(Dataset items)
————————
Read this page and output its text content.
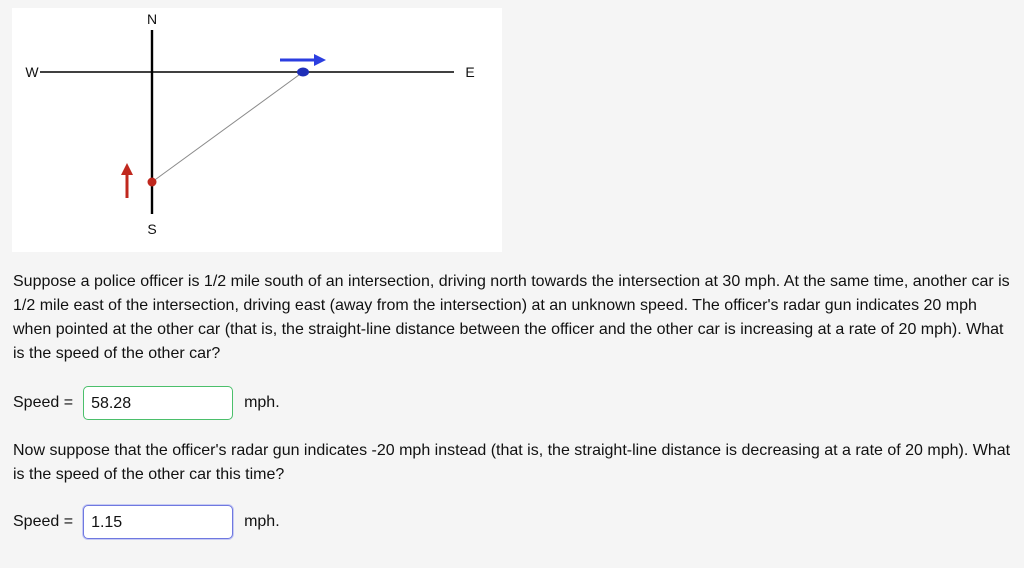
N
S
W	E
Suppose a police officer is 1/2 mile south of an intersection, driving north towards the intersection at 30 mph. At the same time, another car is 1/2 mile east of the intersection, driving east (away from the intersection) at an unknown speed. The officer's radar gun indicates 20 mph when pointed at the other car (that is, the straight-line distance between the officer and the other car is increasing at a rate of 20 mph). What is the speed of the other car?
Speed = 58.28	mph.
Now suppose that the officer's radar gun indicates -20 mph instead (that is, the straight-line distance is decreasing at a rate of 20 mph). What is the speed of the other car this time?
Speed = 1.15	mph.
————————
WHAT IS EXPECTED> All of the data needs repeating exactly, but the pictures do not.

SOLUTION TO THIS TASK>
Read this page and output its text content.
N
S
W	E
Suppose a police officer is 1/2 mile south of an intersection, driving north towards the intersection at 30 mph. At the same time, another car is 1/2 mile east of the intersection, driving east (away from the intersection) at an unknown speed. The officer's radar gun indicates 20 mph when pointed at the other car (that is, the straight-line distance between the officer and the other car is increasing at a rate of 20 mph). What is the speed of the other car?
Speed = 58.28	mph.
Now suppose that the officer's radar gun indicates -20 mph instead (that is, the straight-line distance is decreasing at a rate of 20 mph). What is the speed of the other car this time?
Speed = 1.15	mph.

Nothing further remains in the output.